WHAT IS REQUIRED →
According to the passage on transgenic modeling of prion disease, after roughly how long do humanized mice expressing human PrP 129 valine develop clinical prion disease when inoculated with sporadic CJD prions?

EXERCISE PASSAGE →
====
Transgenic modelling of sporadic and acquired human prion disease
Humanized transgenic mice expressing human PrP 129 valine on a Prnp null background are highly susceptible to sporadic CJD prions regardless of the PrPSc type or codon 129 genotype of the inoculum [25,26,58,59,122,164,169]. These transmissions are typically characterized by 100% attack rates of prion infection producing uniform clinical prion disease after similar short incubation periods of around 200 days [25,26,58,59,122,164,169]. In isolates that have been examined, no fall in mean incubation period is seen after secondary passage in the same mice indicative of the lack of a transmission barrier . The absence of a transmission barrier to sporadic CJD prions is not, however, uniformly observed in transgenic mice expressing human PrP 129 methionine on a Prnp null background. Here mismatch at residue 129 between the inoculum and host can significantly affect transmission. Thus while there appears to be no barrier to transmission of sporadic CJD prions from codon 129 methionine homozygous patients [28,41,164,170], transmission of sporadic CJD prions from codon 129 heterozygous patients and 129 valine homozygous patients is often associated with more prolonged and variable incubation periods and reduced attack rates [28,164,169]. Consistent with both aetiology and the occurrence of the same PrPSc types that are seen in the brain of sporadic CJD patients, iatrogenic CJD prions [25,26,164,169,171] and kuru prions  have transmission properties equivalent to those of sporadic CJD prions. Although the precise number of distinct prion strains that are propagated in sporadic CJD remains unknown, Manson and colleagues have recently presented evidence for four distinct prion strains from a limited number of sporadic CJD patients using human PrP knock-in mice .
====
GIVEN RECORDS →
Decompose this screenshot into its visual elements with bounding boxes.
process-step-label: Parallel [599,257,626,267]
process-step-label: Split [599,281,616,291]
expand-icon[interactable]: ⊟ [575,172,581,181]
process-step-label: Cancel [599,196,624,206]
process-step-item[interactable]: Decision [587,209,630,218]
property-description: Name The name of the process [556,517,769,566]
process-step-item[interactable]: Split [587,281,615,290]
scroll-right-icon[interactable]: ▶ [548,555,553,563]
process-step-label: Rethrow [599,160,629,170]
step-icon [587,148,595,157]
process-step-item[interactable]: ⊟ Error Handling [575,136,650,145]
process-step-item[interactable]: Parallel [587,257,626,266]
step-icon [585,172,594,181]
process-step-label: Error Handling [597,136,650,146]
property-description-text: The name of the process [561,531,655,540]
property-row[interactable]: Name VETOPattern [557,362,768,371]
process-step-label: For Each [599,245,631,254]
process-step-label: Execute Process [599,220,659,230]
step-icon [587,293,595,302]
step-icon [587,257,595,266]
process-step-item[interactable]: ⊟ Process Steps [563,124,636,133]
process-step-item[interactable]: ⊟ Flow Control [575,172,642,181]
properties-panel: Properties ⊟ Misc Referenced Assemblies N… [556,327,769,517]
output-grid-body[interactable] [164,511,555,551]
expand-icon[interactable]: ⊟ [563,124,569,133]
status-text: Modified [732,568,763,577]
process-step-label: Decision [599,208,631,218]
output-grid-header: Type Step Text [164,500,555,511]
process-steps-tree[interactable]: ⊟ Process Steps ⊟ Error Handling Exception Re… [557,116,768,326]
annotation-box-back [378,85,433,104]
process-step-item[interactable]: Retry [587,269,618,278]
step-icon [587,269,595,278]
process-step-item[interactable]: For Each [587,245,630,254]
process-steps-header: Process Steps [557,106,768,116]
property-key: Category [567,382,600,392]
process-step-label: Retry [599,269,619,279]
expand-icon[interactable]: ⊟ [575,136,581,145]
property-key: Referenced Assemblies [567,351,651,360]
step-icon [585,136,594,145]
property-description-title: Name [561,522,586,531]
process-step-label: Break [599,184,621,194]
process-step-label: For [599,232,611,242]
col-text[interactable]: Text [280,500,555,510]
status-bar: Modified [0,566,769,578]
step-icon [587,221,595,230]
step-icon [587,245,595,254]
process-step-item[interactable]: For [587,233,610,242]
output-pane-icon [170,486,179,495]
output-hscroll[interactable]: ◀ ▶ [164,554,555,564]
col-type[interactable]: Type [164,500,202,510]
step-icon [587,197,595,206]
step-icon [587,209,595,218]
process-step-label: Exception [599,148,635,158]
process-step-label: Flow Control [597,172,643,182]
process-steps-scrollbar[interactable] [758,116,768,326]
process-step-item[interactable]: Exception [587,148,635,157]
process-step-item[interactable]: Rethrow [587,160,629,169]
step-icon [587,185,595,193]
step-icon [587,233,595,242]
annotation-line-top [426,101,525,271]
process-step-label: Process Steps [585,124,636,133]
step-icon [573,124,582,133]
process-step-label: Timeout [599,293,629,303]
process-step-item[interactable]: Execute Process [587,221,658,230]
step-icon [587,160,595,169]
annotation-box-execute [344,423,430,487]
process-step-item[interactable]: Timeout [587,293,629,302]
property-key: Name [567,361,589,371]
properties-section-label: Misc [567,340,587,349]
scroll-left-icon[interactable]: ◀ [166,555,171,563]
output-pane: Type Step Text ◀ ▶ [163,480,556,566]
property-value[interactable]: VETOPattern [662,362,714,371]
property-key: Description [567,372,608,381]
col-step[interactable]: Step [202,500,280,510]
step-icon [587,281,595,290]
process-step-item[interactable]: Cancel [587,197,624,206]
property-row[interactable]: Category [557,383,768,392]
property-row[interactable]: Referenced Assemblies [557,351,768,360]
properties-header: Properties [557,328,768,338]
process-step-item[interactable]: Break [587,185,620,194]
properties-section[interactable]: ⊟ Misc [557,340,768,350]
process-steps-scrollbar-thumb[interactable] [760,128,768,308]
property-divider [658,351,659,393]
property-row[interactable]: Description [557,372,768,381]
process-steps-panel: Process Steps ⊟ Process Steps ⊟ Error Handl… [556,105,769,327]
====
RESPONSE →
Around 200 days.